== EXERCISE OBJECTIVE ==
Retype each line of the listing below, word for word.

== SUPPLIED RECORDS ==
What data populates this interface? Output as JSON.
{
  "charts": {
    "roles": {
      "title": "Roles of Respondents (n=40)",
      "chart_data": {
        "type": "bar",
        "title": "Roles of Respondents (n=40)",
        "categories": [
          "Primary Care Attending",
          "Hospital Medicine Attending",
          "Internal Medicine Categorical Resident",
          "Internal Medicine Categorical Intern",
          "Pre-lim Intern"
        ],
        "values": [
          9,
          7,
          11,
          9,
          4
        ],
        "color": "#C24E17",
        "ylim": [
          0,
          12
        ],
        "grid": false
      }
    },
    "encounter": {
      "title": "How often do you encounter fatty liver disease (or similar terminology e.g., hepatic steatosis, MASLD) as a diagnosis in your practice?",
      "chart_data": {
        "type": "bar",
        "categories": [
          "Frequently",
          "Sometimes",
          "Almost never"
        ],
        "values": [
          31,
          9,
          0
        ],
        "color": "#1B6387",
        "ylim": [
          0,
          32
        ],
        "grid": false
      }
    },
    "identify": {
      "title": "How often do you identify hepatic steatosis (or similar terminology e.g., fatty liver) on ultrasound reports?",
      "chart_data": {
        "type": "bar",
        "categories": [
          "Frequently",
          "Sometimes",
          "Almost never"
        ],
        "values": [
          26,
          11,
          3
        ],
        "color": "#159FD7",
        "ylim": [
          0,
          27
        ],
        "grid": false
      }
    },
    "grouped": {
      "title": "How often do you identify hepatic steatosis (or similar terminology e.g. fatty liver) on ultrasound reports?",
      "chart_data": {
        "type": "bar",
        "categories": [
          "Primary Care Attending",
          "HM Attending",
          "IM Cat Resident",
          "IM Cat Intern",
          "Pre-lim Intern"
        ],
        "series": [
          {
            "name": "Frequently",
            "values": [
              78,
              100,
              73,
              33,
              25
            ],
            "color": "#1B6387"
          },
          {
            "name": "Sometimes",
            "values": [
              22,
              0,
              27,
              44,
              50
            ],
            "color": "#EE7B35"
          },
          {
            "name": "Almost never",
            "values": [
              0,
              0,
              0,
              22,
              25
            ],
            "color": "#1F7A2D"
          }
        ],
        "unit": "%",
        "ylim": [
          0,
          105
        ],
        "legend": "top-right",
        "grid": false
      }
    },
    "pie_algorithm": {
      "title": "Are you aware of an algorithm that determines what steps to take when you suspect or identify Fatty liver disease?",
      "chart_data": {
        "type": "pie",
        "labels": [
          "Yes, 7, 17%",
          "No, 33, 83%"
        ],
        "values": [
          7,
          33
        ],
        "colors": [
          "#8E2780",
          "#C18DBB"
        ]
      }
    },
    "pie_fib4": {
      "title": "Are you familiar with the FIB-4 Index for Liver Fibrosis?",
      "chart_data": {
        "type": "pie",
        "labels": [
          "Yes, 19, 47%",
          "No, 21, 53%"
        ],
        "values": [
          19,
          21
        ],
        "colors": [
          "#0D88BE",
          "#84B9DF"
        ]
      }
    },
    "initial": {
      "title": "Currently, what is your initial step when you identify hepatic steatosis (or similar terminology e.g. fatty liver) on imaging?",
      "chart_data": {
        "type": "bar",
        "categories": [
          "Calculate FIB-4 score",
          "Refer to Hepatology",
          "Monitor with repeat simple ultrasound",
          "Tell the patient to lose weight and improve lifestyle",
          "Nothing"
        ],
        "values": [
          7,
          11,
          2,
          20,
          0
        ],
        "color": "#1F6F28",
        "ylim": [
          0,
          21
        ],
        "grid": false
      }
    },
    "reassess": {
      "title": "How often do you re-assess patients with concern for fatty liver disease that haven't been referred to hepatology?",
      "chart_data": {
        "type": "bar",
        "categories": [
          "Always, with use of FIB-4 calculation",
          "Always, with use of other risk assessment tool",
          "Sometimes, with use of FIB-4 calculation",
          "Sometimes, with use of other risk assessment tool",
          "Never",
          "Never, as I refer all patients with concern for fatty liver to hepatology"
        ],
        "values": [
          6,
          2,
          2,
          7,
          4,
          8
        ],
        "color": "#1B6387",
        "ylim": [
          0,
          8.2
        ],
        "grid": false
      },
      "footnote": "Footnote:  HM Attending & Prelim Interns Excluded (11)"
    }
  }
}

== TASK RESPONSE ==
What data populates this interface? Output as JSON.
{
  "charts": {
    "roles": {
      "title": "Roles of Respondents (n=40)",
      "chart_data": {
        "type": "bar",
        "title": "Roles of Respondents (n=40)",
        "categories": [
          "Primary Care Attending",
          "Hospital Medicine Attending",
          "Internal Medicine Categorical Resident",
          "Internal Medicine Categorical Intern",
          "Pre-lim Intern"
        ],
        "values": [
          9,
          7,
          11,
          9,
          4
        ],
        "color": "#C24E17",
        "ylim": [
          0,
          12
        ],
        "grid": false
      }
    },
    "encounter": {
      "title": "How often do you encounter fatty liver disease (or similar terminology e.g., hepatic steatosis, MASLD) as a diagnosis in your practice?",
      "chart_data": {
        "type": "bar",
        "categories": [
          "Frequently",
          "Sometimes",
          "Almost never"
        ],
        "values": [
          31,
          9,
          0
        ],
        "color": "#1B6387",
        "ylim": [
          0,
          32
        ],
        "grid": false
      }
    },
    "identify": {
      "title": "How often do you identify hepatic steatosis (or similar terminology e.g., fatty liver) on ultrasound reports?",
      "chart_data": {
        "type": "bar",
        "categories": [
          "Frequently",
          "Sometimes",
          "Almost never"
        ],
        "values": [
          26,
          11,
          3
        ],
        "color": "#159FD7",
        "ylim": [
          0,
          27
        ],
        "grid": false
      }
    },
    "grouped": {
      "title": "How often do you identify hepatic steatosis (or similar terminology e.g. fatty liver) on ultrasound reports?",
      "chart_data": {
        "type": "bar",
        "categories": [
          "Primary Care Attending",
          "HM Attending",
          "IM Cat Resident",
          "IM Cat Intern",
          "Pre-lim Intern"
        ],
        "series": [
          {
            "name": "Frequently",
            "values": [
              78,
              100,
              73,
              33,
              25
            ],
            "color": "#1B6387"
          },
          {
            "name": "Sometimes",
            "values": [
              22,
              0,
              27,
              44,
              50
            ],
            "color": "#EE7B35"
          },
          {
            "name": "Almost never",
            "values": [
              0,
              0,
              0,
              22,
              25
            ],
            "color": "#1F7A2D"
          }
        ],
        "unit": "%",
        "ylim": [
          0,
          105
        ],
        "legend": "top-right",
        "grid": false
      }
    },
    "pie_algorithm": {
      "title": "Are you aware of an algorithm that determines what steps to take when you suspect or identify Fatty liver disease?",
      "chart_data": {
        "type": "pie",
        "labels": [
          "Yes, 7, 17%",
          "No, 33, 83%"
        ],
        "values": [
          7,
          33
        ],
        "colors": [
          "#8E2780",
          "#C18DBB"
        ]
      }
    },
    "pie_fib4": {
      "title": "Are you familiar with the FIB-4 Index for Liver Fibrosis?",
      "chart_data": {
        "type": "pie",
        "labels": [
          "Yes, 19, 47%",
          "No, 21, 53%"
        ],
        "values": [
          19,
          21
        ],
        "colors": [
          "#0D88BE",
          "#84B9DF"
        ]
      }
    },
    "initial": {
      "title": "Currently, what is your initial step when you identify hepatic steatosis (or similar terminology e.g. fatty liver) on imaging?",
      "chart_data": {
        "type": "bar",
        "categories": [
          "Calculate FIB-4 score",
          "Refer to Hepatology",
          "Monitor with repeat simple ultrasound",
          "Tell the patient to lose weight and improve lifestyle",
          "Nothing"
        ],
        "values": [
          7,
          11,
          2,
          20,
          0
        ],
        "color": "#1F6F28",
        "ylim": [
          0,
          21
        ],
        "grid": false
      }
    },
    "reassess": {
      "title": "How often do you re-assess patients with concern for fatty liver disease that haven't been referred to hepatology?",
      "chart_data": {
        "type": "bar",
        "categories": [
          "Always, with use of FIB-4 calculation",
          "Always, with use of other risk assessment tool",
          "Sometimes, with use of FIB-4 calculation",
          "Sometimes, with use of other risk assessment tool",
          "Never",
          "Never, as I refer all patients with concern for fatty liver to hepatology"
        ],
        "values": [
          6,
          2,
          2,
          7,
          4,
          8
        ],
        "color": "#1B6387",
        "ylim": [
          0,
          8.2
        ],
        "grid": false
      },
      "footnote": "Footnote:  HM Attending & Prelim Interns Excluded (11)"
    }
  }
}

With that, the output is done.